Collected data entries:
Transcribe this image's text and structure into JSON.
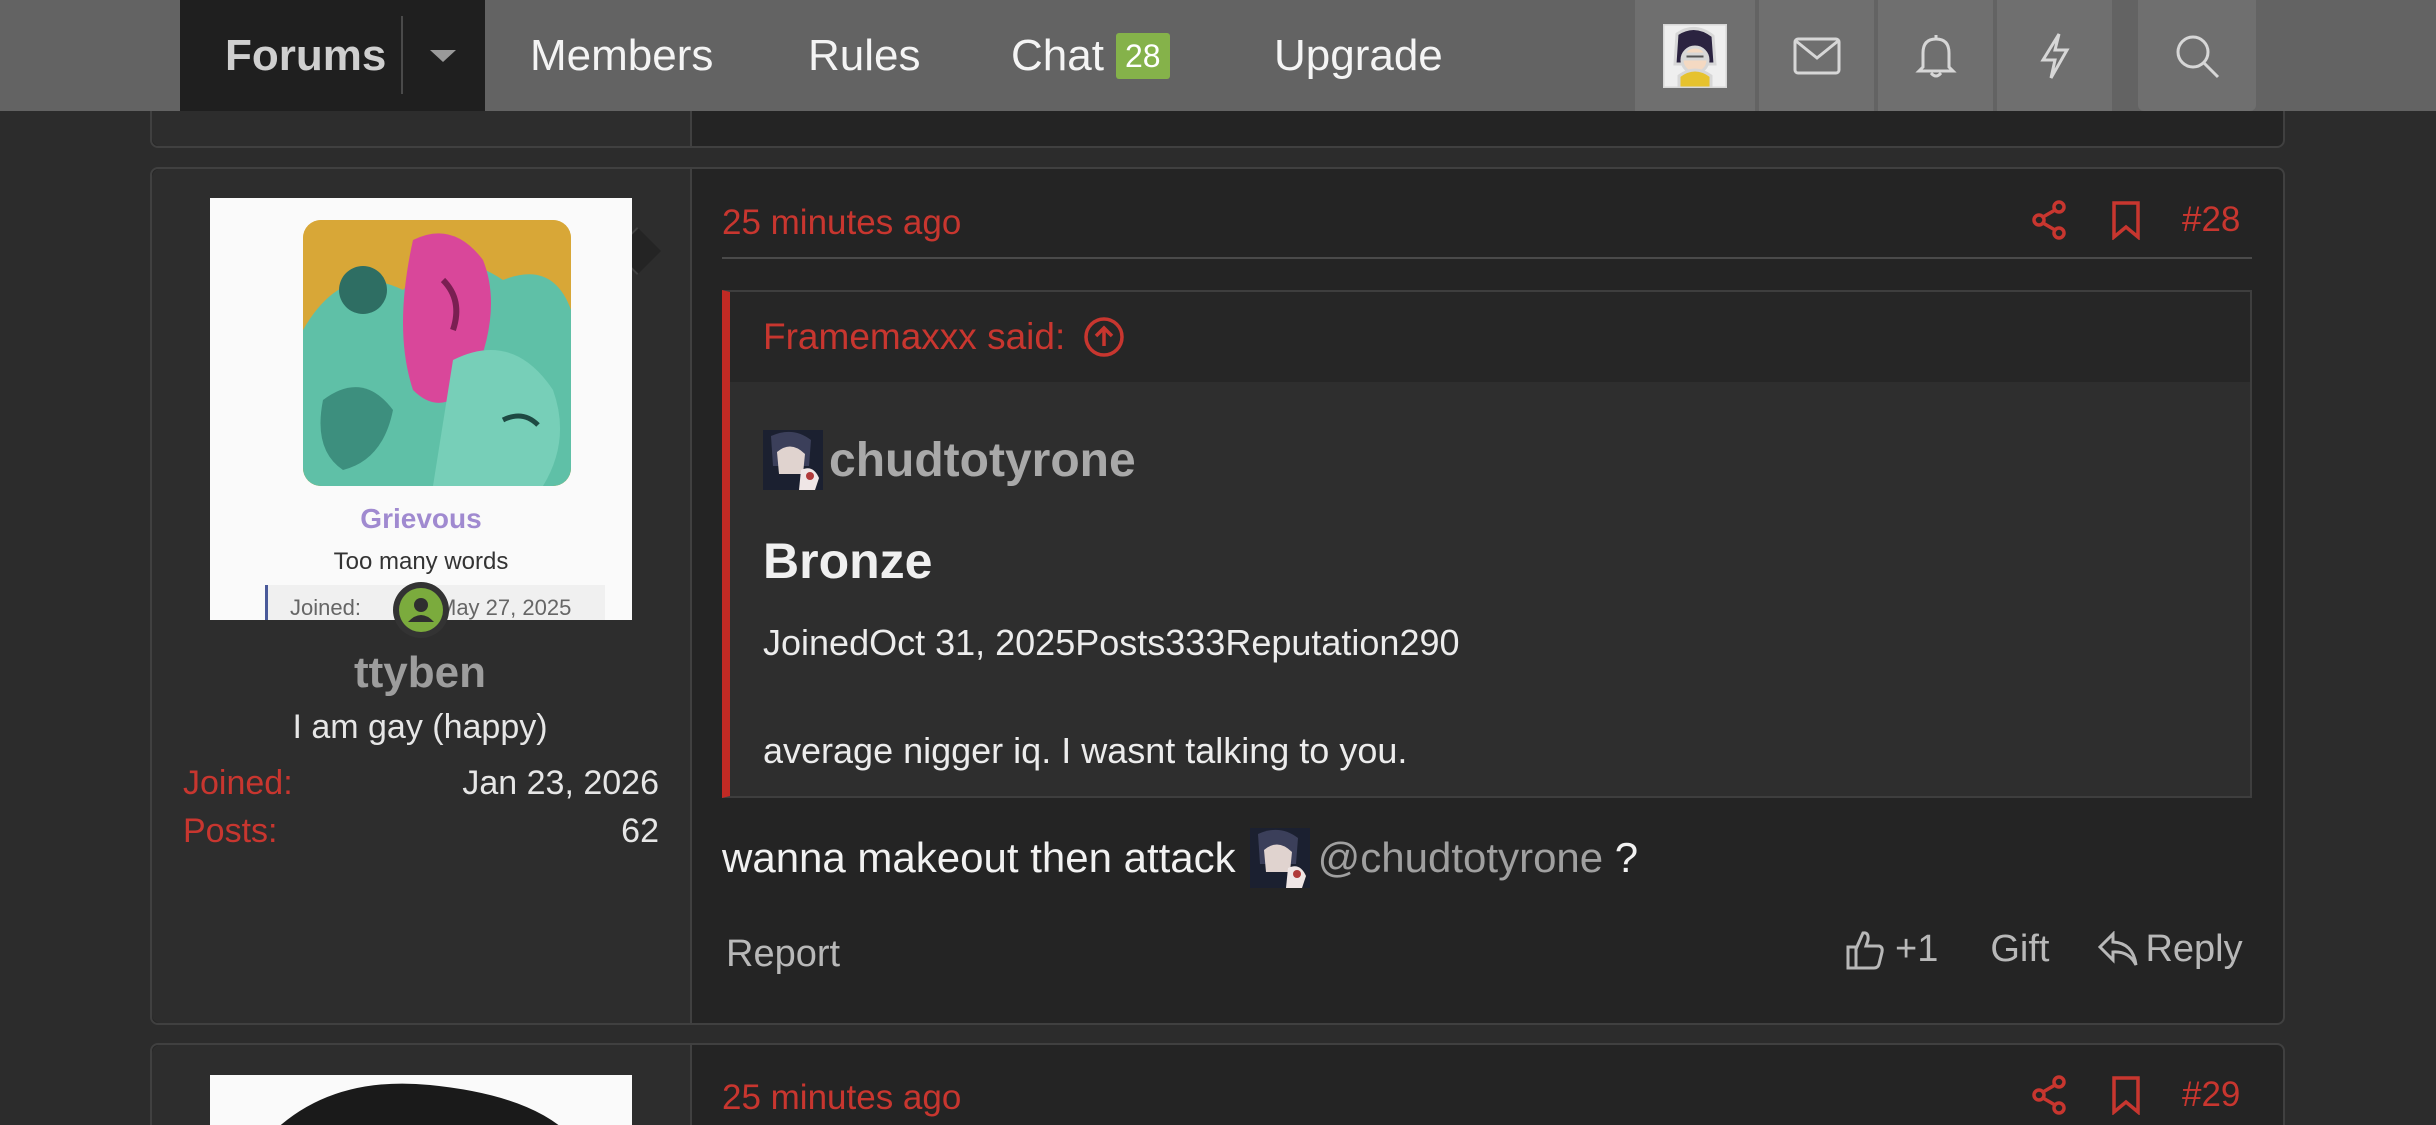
{
  "nav": {
    "forums_label": "Forums",
    "members_label": "Members",
    "rules_label": "Rules",
    "chat_label": "Chat",
    "chat_count": "28",
    "upgrade_label": "Upgrade",
    "icons": [
      "avatar",
      "mail-icon",
      "bell-icon",
      "lightning-icon",
      "search-icon"
    ]
  },
  "post28": {
    "time": "25 minutes ago",
    "number": "#28",
    "author": {
      "card_name": "Grievous",
      "card_title": "Too many words",
      "card_joined_label": "Joined:",
      "card_joined_value": "May 27, 2025",
      "username": "ttyben",
      "user_title": "I am gay (happy)",
      "joined_label": "Joined:",
      "joined_value": "Jan 23, 2026",
      "posts_label": "Posts:",
      "posts_value": "62"
    },
    "quote": {
      "header": "Framemaxxx said:",
      "username": "chudtotyrone",
      "rank": "Bronze",
      "stats": "JoinedOct 31, 2025Posts333Reputation290",
      "message": "average nigger iq. I wasnt talking to you."
    },
    "message_before": "wanna makeout then attack",
    "mention": "@chudtotyrone",
    "message_after": " ?",
    "report_label": "Report",
    "reaction_count": "+1",
    "gift_label": "Gift",
    "reply_label": "Reply"
  },
  "post29": {
    "time": "25 minutes ago",
    "number": "#29"
  },
  "colors": {
    "accent_red": "#c8362f",
    "badge_green": "#85b24a",
    "nav_bg": "#636363"
  }
}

## REQUIREMENT:
Quote all the lines above exactly as given. Do not include the pictures.

## WORKED ANSWER:
Transcribe this image's text and structure into JSON.
{
  "nav": {
    "forums_label": "Forums",
    "members_label": "Members",
    "rules_label": "Rules",
    "chat_label": "Chat",
    "chat_count": "28",
    "upgrade_label": "Upgrade",
    "icons": [
      "avatar",
      "mail-icon",
      "bell-icon",
      "lightning-icon",
      "search-icon"
    ]
  },
  "post28": {
    "time": "25 minutes ago",
    "number": "#28",
    "author": {
      "card_name": "Grievous",
      "card_title": "Too many words",
      "card_joined_label": "Joined:",
      "card_joined_value": "May 27, 2025",
      "username": "ttyben",
      "user_title": "I am gay (happy)",
      "joined_label": "Joined:",
      "joined_value": "Jan 23, 2026",
      "posts_label": "Posts:",
      "posts_value": "62"
    },
    "quote": {
      "header": "Framemaxxx said:",
      "username": "chudtotyrone",
      "rank": "Bronze",
      "stats": "JoinedOct 31, 2025Posts333Reputation290",
      "message": "average nigger iq. I wasnt talking to you."
    },
    "message_before": "wanna makeout then attack",
    "mention": "@chudtotyrone",
    "message_after": " ?",
    "report_label": "Report",
    "reaction_count": "+1",
    "gift_label": "Gift",
    "reply_label": "Reply"
  },
  "post29": {
    "time": "25 minutes ago",
    "number": "#29"
  },
  "colors": {
    "accent_red": "#c8362f",
    "badge_green": "#85b24a",
    "nav_bg": "#636363"
  }
}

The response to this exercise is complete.